-------- DATA SHOWN

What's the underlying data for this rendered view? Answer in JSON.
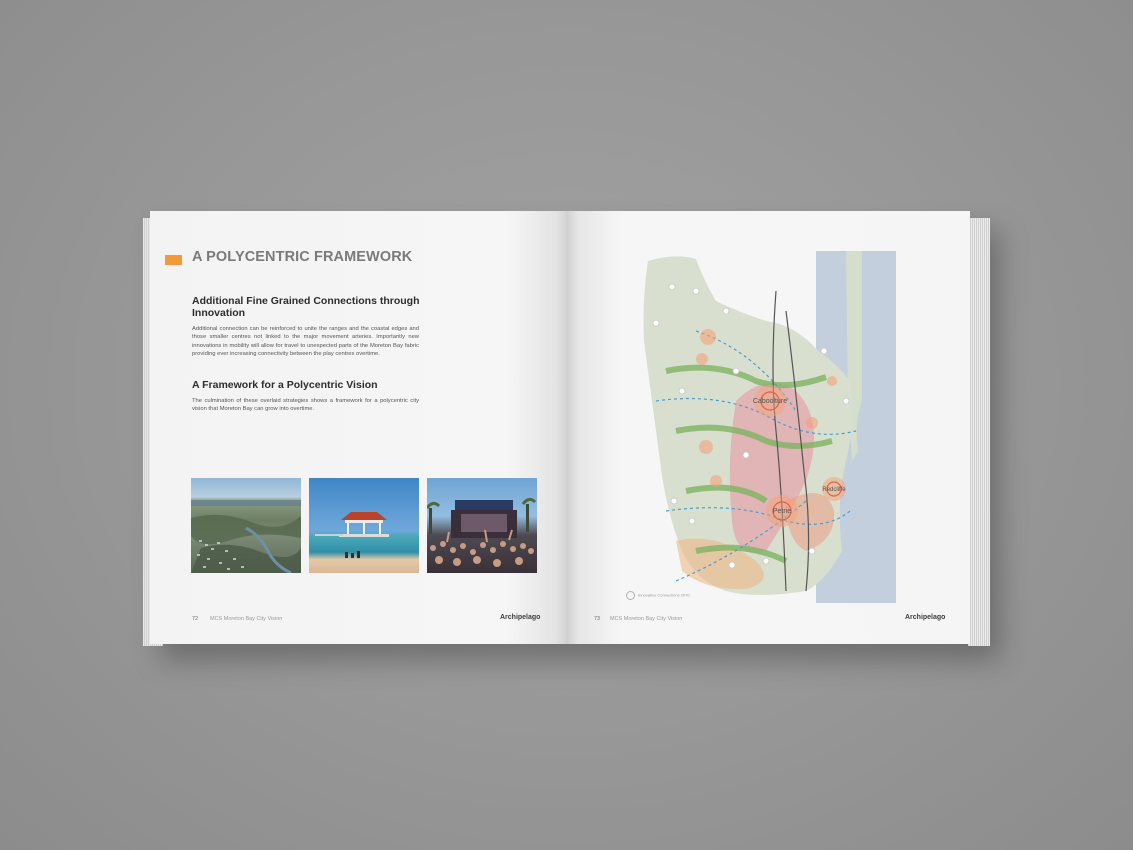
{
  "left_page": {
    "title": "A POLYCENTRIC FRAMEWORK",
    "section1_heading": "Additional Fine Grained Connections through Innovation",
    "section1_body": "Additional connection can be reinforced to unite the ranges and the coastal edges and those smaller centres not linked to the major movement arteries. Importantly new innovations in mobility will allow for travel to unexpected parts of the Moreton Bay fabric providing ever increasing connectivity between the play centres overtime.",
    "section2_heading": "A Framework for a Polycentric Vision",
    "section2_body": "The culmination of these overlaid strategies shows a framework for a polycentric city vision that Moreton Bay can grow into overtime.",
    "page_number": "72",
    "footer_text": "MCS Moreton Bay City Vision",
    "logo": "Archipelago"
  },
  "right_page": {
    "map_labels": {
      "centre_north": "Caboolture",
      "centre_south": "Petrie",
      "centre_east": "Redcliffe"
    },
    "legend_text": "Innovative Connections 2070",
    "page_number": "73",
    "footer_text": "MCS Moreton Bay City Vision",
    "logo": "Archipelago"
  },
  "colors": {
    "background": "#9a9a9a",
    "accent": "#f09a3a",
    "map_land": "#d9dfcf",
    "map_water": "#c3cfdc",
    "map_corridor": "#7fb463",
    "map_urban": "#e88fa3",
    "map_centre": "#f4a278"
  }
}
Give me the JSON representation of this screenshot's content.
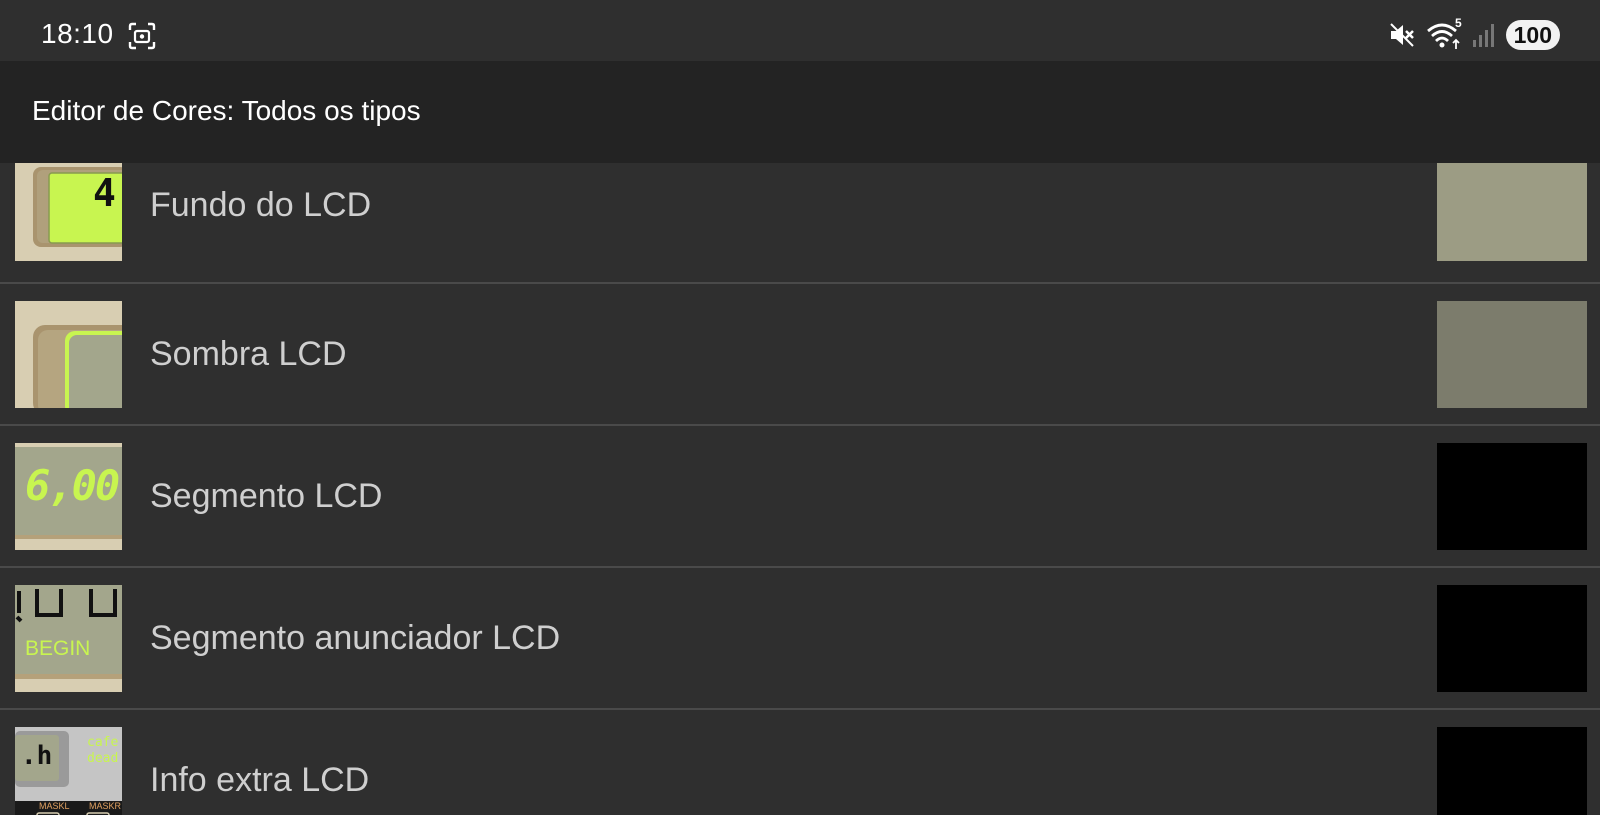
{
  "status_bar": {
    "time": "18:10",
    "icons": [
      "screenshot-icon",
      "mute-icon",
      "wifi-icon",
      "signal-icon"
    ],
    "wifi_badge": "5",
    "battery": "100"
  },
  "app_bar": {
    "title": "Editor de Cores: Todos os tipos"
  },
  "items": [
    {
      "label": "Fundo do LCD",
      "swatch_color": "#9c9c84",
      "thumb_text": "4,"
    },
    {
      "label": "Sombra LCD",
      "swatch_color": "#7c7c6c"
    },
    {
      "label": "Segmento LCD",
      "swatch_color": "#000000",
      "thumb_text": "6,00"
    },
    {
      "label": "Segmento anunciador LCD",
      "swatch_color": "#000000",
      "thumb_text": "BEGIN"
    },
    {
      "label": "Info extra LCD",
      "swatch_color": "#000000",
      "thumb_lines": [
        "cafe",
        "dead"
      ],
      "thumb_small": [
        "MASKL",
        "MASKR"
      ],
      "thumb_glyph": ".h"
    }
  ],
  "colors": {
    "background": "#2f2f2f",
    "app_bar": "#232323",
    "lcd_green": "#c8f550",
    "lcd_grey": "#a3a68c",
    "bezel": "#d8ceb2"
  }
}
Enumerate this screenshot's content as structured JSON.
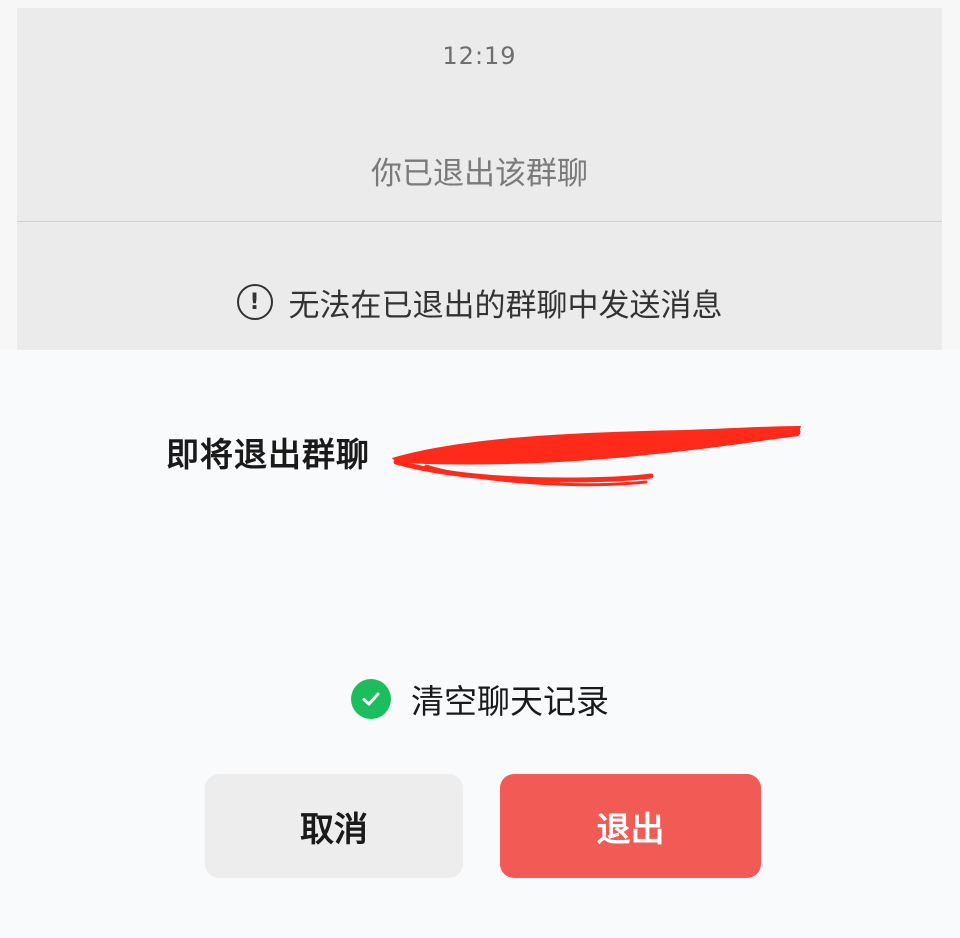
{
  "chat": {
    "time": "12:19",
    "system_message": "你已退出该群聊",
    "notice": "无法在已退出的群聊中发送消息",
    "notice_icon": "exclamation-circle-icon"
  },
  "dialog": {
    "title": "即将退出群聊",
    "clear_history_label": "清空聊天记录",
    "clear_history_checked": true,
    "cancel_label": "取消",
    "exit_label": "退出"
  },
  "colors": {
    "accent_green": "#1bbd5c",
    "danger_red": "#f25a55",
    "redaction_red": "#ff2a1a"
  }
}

----------------

#### REQUIREMENTS:
Search the data for "Segmento". Copy every matching line.

#### RESPONSE FOR THIS EXERCISE:
      "label": "Segmento LCD",
      "label": "Segmento anunciador LCD",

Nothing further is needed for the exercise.